▸ **MATERIAL**:

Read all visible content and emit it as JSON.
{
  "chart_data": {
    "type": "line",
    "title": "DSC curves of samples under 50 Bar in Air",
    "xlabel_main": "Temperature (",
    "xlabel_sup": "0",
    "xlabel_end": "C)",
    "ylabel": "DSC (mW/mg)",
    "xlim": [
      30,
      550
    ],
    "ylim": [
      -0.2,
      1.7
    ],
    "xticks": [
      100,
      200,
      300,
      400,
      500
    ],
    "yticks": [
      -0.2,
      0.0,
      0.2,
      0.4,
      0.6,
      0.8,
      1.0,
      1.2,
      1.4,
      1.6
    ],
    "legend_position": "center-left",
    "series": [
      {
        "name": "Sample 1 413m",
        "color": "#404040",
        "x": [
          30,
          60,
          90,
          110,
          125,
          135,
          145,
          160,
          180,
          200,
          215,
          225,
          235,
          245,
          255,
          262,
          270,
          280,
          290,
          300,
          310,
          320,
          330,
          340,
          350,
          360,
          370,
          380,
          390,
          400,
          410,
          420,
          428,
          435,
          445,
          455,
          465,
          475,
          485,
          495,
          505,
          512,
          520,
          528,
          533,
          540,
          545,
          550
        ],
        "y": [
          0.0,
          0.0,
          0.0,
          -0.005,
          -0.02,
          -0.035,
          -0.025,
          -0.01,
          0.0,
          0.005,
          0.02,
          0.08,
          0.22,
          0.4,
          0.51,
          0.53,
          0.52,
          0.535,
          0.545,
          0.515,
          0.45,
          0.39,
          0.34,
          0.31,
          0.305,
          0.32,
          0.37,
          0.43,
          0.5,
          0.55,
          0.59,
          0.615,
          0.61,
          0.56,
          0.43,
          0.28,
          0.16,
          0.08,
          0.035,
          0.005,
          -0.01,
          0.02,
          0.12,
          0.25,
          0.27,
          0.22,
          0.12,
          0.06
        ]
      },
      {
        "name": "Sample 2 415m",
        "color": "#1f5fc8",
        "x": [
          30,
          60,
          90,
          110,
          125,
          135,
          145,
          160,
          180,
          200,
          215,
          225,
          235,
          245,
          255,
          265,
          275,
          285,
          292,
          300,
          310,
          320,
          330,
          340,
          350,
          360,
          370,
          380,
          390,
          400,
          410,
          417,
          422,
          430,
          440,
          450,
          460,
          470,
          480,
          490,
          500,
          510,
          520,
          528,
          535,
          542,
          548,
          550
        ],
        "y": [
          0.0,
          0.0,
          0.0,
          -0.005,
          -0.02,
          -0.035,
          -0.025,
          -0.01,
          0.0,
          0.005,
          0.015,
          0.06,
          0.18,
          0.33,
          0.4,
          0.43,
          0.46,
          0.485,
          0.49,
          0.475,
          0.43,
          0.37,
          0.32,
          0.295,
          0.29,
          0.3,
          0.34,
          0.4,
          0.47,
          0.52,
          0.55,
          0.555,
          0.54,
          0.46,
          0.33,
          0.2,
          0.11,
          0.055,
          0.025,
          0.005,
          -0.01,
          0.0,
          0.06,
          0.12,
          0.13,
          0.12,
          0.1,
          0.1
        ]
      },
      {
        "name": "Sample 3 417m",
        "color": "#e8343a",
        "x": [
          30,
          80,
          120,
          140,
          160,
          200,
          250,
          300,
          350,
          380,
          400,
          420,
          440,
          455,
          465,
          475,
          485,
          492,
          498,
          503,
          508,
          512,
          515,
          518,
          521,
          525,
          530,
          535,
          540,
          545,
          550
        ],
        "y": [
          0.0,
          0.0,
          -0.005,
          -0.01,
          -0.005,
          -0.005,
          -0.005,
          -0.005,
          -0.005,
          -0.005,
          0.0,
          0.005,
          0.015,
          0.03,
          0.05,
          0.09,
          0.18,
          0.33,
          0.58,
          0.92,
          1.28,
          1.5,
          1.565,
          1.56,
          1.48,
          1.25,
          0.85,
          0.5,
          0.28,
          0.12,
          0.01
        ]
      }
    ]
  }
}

==

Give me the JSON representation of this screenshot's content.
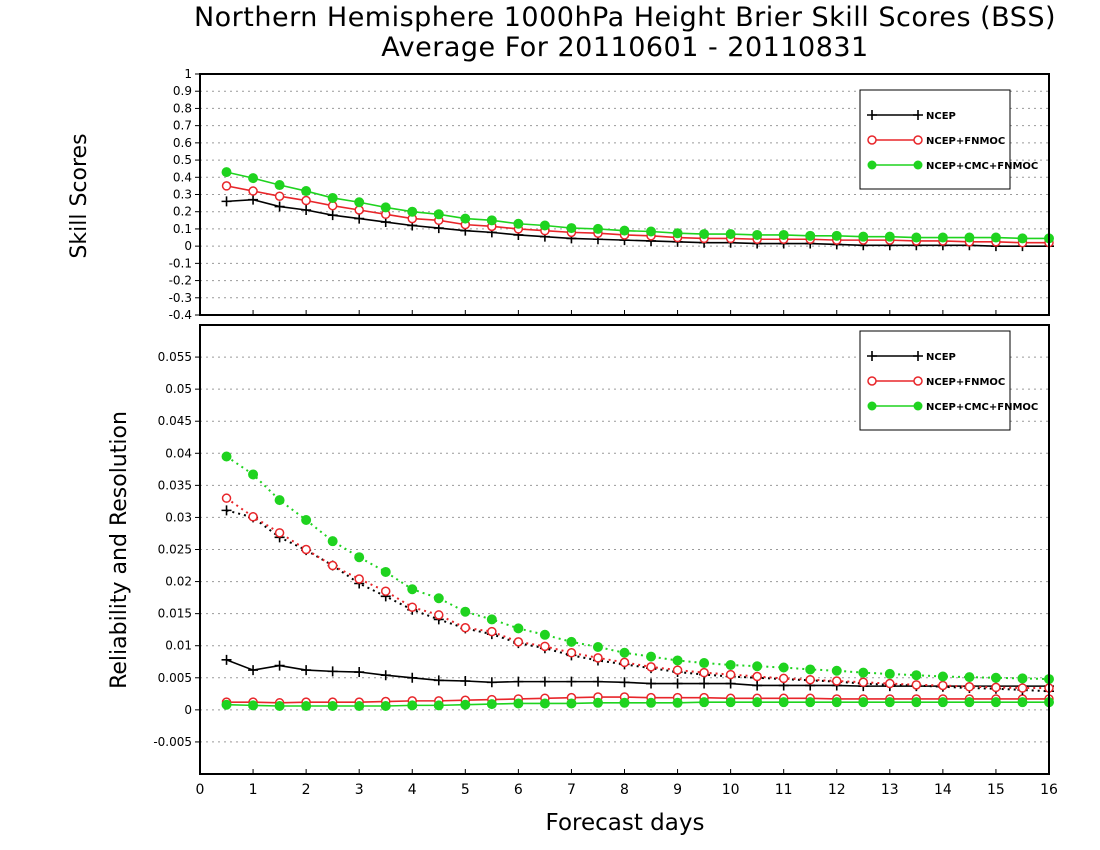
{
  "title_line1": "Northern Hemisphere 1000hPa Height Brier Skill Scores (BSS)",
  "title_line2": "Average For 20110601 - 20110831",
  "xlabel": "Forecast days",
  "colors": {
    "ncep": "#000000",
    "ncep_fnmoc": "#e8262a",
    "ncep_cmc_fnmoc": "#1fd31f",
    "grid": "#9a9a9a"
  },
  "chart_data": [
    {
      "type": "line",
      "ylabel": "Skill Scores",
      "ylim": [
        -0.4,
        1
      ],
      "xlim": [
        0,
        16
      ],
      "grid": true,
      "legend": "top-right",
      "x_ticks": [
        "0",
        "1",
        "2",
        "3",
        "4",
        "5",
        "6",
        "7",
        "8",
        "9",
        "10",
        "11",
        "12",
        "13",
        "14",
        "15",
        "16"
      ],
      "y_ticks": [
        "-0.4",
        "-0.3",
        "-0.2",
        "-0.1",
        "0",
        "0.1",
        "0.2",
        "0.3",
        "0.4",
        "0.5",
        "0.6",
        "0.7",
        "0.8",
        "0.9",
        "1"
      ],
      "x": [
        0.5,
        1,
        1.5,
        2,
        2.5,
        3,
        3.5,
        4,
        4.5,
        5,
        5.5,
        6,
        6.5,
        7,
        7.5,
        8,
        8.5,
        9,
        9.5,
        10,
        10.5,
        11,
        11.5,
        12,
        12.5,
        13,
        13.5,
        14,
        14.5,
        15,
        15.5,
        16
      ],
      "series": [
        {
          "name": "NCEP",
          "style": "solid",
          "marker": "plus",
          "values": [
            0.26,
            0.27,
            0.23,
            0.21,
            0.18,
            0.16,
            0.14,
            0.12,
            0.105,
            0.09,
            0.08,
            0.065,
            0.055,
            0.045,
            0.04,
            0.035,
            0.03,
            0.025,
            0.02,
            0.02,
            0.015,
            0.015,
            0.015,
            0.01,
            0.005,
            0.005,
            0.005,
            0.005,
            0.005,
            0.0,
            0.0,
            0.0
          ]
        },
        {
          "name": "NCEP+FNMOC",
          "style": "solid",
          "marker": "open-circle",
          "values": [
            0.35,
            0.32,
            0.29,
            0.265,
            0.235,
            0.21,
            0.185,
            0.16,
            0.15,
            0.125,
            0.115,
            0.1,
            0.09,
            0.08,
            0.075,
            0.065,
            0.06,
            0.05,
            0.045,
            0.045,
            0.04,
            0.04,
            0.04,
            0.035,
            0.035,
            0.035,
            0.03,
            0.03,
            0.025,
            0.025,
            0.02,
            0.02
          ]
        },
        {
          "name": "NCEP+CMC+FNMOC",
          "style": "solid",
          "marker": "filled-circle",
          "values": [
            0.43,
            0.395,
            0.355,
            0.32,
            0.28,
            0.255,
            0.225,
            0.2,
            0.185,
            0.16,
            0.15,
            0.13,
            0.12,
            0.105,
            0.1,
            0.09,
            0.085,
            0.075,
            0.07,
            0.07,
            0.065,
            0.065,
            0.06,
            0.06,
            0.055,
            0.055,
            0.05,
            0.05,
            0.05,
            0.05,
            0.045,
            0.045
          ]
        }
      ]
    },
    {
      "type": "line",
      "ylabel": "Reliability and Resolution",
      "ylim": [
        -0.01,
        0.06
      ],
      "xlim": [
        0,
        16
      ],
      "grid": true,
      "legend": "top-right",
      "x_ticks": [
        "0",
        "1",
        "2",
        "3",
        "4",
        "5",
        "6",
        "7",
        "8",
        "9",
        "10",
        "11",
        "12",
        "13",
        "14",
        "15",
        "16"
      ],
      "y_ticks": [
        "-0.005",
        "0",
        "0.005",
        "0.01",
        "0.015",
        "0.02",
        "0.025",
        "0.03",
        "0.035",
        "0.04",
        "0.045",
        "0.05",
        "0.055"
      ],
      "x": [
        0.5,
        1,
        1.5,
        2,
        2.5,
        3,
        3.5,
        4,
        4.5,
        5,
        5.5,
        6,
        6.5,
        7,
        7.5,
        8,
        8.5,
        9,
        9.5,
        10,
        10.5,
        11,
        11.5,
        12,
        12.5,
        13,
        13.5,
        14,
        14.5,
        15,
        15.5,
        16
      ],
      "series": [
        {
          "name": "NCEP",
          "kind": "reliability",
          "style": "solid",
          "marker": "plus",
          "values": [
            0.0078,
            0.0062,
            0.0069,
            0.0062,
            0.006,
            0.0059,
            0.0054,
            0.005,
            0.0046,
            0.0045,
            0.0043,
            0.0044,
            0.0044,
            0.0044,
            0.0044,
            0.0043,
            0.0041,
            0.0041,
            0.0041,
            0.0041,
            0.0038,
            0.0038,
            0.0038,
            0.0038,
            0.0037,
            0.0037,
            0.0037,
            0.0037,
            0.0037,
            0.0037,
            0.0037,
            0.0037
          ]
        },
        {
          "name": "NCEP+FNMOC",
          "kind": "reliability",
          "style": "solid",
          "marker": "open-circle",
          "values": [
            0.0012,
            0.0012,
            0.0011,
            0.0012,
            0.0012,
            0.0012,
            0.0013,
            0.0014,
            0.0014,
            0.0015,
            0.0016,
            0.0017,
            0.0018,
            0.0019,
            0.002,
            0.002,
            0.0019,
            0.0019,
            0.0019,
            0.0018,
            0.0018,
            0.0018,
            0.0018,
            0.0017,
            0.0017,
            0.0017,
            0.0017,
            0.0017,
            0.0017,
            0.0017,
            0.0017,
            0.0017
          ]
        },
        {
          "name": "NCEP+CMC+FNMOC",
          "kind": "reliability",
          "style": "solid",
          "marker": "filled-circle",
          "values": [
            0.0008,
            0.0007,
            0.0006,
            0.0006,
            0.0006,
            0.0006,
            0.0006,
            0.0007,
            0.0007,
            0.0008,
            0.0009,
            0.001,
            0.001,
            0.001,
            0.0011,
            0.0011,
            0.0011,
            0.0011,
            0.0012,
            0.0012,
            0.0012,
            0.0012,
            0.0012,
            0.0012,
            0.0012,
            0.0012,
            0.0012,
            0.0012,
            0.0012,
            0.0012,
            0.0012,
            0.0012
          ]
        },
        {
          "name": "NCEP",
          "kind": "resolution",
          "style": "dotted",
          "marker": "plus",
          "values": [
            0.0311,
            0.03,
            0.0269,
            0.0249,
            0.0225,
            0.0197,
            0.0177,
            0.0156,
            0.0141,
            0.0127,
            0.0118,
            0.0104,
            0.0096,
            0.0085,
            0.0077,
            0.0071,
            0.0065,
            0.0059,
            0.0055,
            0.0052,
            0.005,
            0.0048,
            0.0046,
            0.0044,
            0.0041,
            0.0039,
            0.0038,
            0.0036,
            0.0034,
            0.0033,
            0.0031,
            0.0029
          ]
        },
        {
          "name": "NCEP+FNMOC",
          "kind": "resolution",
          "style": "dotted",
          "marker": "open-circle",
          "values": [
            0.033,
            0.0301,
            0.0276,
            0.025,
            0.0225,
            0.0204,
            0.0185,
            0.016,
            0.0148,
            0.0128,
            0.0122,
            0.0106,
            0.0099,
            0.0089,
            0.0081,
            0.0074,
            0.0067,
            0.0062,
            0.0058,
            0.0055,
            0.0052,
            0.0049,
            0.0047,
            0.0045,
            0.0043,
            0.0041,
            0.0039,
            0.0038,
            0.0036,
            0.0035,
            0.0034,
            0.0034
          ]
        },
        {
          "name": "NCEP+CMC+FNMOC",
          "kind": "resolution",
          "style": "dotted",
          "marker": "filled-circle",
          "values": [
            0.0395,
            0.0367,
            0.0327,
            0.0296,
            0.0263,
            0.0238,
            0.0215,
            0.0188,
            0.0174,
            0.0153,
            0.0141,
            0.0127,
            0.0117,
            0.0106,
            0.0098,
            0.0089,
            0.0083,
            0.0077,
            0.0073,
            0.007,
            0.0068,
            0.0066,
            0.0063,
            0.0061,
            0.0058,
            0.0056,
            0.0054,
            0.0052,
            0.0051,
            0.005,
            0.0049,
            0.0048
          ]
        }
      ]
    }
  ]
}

▸ **STATED GOAL**:
Tally the lines in this data that hold the word "JSON" and state only the count.

▸ **OUTPUT FOR THIS TASK**:
2